■ **What you are asked to do**
Copy out each line of the listing that has the word "toimii" in it.

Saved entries

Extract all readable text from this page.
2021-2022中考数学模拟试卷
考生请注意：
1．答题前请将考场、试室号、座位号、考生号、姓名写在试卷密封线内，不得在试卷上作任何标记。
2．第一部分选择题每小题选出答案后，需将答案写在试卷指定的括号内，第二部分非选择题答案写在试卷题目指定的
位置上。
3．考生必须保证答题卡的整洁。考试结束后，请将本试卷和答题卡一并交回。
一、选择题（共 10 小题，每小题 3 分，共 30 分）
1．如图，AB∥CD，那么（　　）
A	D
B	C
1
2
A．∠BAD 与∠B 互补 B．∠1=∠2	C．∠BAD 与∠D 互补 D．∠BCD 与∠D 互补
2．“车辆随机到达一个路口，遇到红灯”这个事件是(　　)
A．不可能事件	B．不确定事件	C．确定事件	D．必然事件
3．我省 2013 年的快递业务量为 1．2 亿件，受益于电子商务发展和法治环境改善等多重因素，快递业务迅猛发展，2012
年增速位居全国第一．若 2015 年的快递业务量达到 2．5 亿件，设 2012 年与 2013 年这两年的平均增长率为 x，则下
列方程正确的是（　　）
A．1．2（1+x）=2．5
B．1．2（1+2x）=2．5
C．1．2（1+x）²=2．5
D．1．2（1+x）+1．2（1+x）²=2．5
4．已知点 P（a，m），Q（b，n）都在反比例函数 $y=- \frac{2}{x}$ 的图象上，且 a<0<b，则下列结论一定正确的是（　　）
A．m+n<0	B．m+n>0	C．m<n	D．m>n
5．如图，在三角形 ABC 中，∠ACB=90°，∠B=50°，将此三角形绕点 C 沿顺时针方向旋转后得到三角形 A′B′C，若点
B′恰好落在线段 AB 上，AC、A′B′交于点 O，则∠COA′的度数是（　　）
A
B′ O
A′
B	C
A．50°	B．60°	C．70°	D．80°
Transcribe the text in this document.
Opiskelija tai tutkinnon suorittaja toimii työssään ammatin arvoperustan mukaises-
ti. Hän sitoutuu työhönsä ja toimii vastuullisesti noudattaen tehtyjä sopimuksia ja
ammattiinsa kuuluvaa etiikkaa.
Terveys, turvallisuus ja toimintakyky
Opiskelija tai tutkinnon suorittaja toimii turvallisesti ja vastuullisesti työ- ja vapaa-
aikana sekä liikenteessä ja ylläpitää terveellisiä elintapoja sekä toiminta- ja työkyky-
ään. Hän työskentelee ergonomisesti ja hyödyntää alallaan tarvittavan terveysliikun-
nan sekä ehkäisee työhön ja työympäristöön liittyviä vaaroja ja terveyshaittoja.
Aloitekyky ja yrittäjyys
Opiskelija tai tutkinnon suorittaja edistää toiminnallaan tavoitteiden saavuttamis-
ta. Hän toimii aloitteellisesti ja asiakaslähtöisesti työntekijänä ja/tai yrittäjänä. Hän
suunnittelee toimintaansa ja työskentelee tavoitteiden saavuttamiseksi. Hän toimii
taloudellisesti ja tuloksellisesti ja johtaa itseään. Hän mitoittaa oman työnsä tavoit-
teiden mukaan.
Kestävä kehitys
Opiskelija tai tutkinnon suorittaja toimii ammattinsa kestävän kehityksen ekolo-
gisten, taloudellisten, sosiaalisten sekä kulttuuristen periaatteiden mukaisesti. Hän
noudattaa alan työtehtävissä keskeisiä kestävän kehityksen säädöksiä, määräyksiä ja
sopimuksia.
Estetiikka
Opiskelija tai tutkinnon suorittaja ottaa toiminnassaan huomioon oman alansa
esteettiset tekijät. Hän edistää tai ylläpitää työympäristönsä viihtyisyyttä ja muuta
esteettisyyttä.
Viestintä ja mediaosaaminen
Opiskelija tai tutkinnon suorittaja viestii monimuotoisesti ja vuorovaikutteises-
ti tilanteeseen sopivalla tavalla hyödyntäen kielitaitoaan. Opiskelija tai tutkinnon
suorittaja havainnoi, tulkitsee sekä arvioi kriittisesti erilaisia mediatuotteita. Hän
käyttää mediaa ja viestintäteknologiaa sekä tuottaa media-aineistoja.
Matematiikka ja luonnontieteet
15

■ **Exercise solution**
Opiskelija tai tutkinnon suorittaja toimii työssään ammatin arvoperustan mukaises-
ti. Hän sitoutuu työhönsä ja toimii vastuullisesti noudattaen tehtyjä sopimuksia ja
Opiskelija tai tutkinnon suorittaja toimii turvallisesti ja vastuullisesti työ- ja vapaa-
ta. Hän toimii aloitteellisesti ja asiakaslähtöisesti työntekijänä ja/tai yrittäjänä. Hän
suunnittelee toimintaansa ja työskentelee tavoitteiden saavuttamiseksi. Hän toimii
Opiskelija tai tutkinnon suorittaja toimii ammattinsa kestävän kehityksen ekolo-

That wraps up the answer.